Our too-friendly booby came for a visit in the evening (Day 8) and
insisted that the pulpit was a great stopping perch. Vicky got the photos first, then flapped
her arms, sounded the hooter and swished the end of a rope. Her friend was not put off! Eventually it took the bigger form of Tom
and more shouting to get him to fly away. The
second visitor we were happy to keep.
A Laysan albatross soaring over the swells, dipping his wing to touch
the water on a hand-break turn, occasionally coming to rest on the water. He was with us from Day 11 right through
to Day 22. It was definitely the same
bird, checking us out morning and evening.

• GIVEN INFORMATION:
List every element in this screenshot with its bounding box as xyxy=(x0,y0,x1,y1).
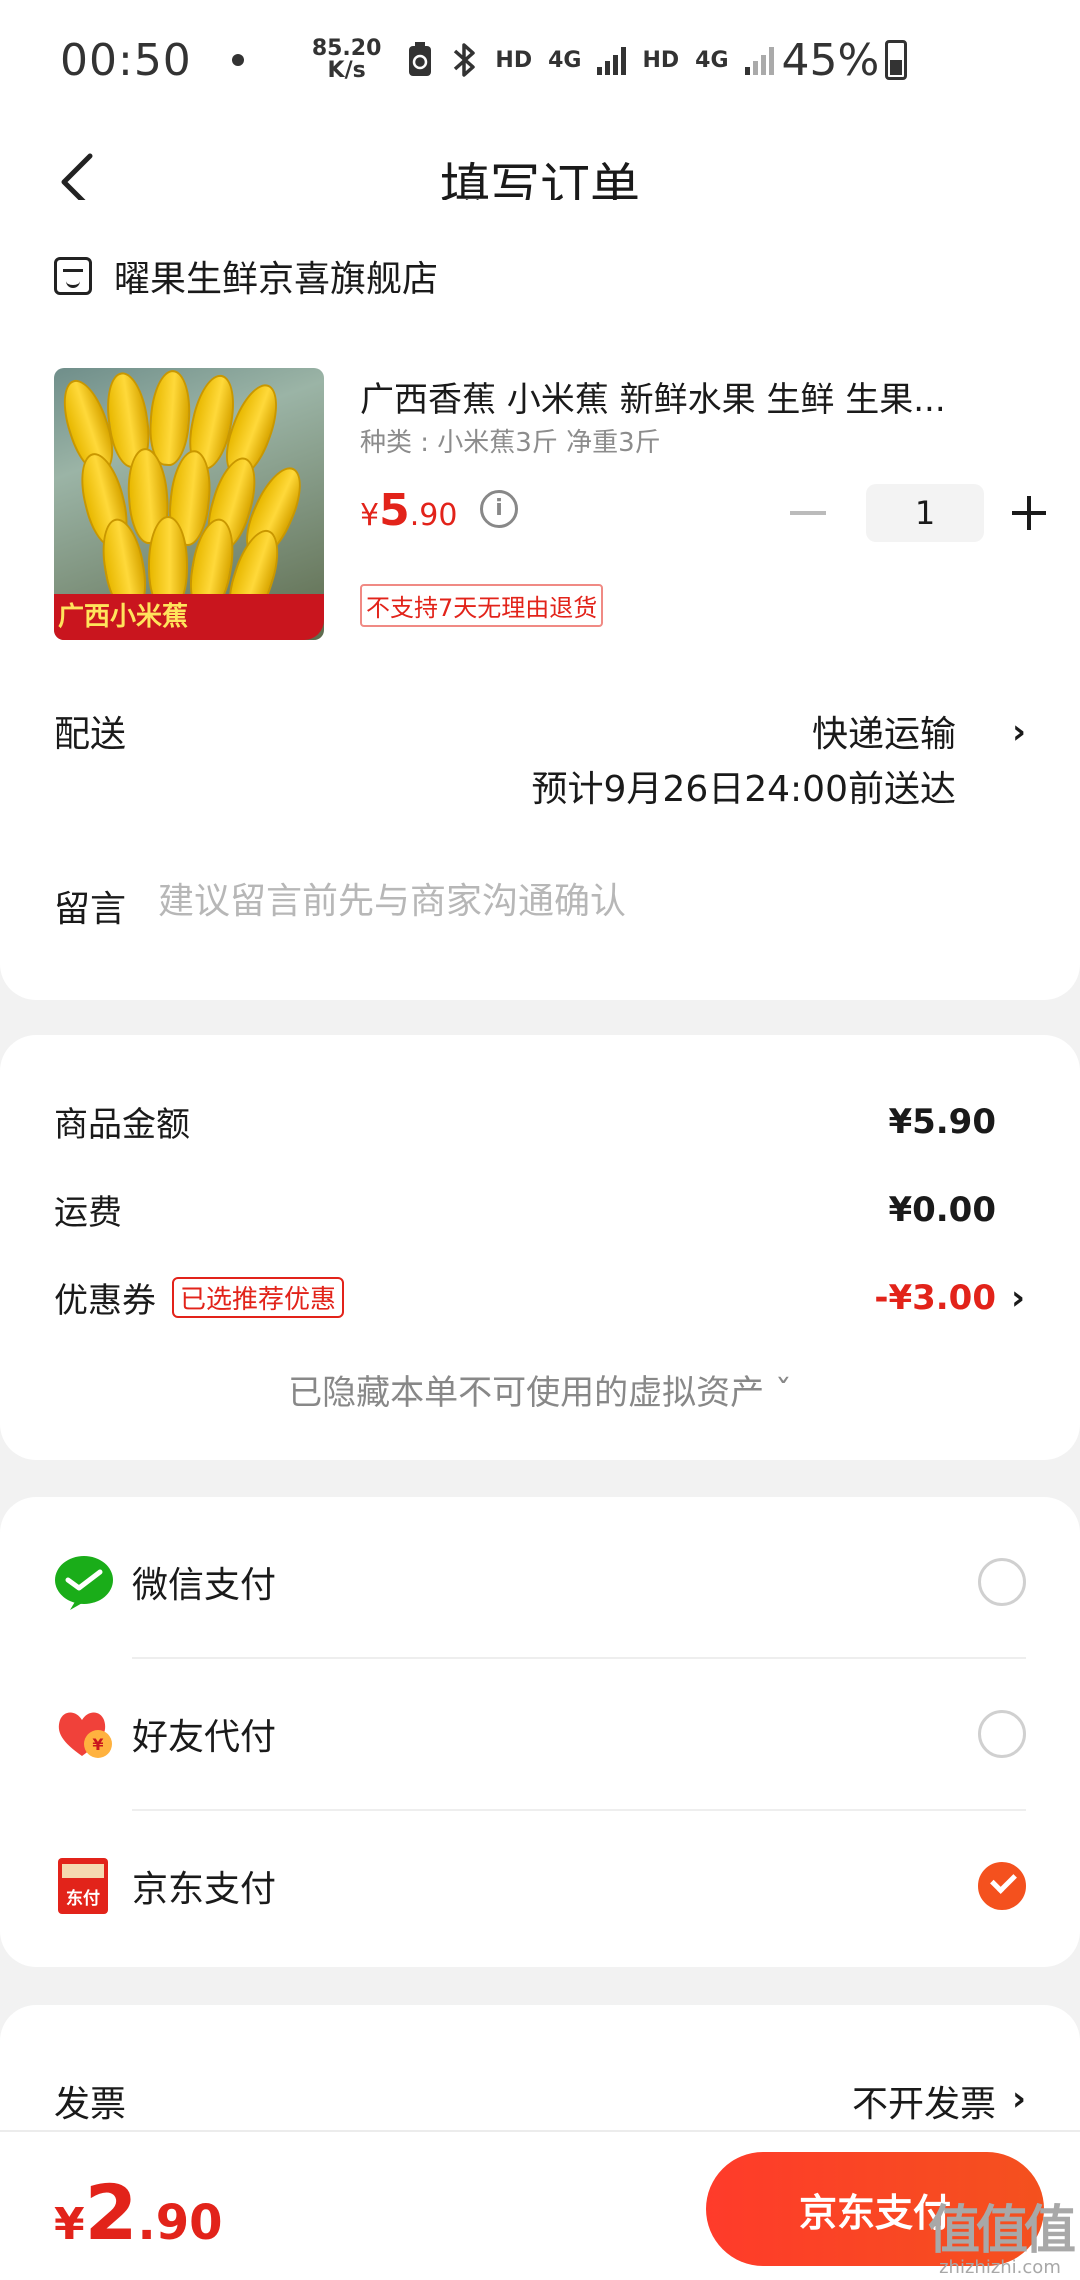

• WHAT YOU WILL DO: Can you sum up the passage about the two bird visitors in two sentences?

• COMPLETE ANSWER: On the evening of Day 8, an overly friendly booby perched on the pulpit and stayed despite Vicky flapping her arms, sounding the hooter and swishing a rope, until Tom and more shouting finally drove it off. A welcome second visitor, a Laysan albatross, soared over the swells and checked on them morning and evening from Day 11 through Day 22.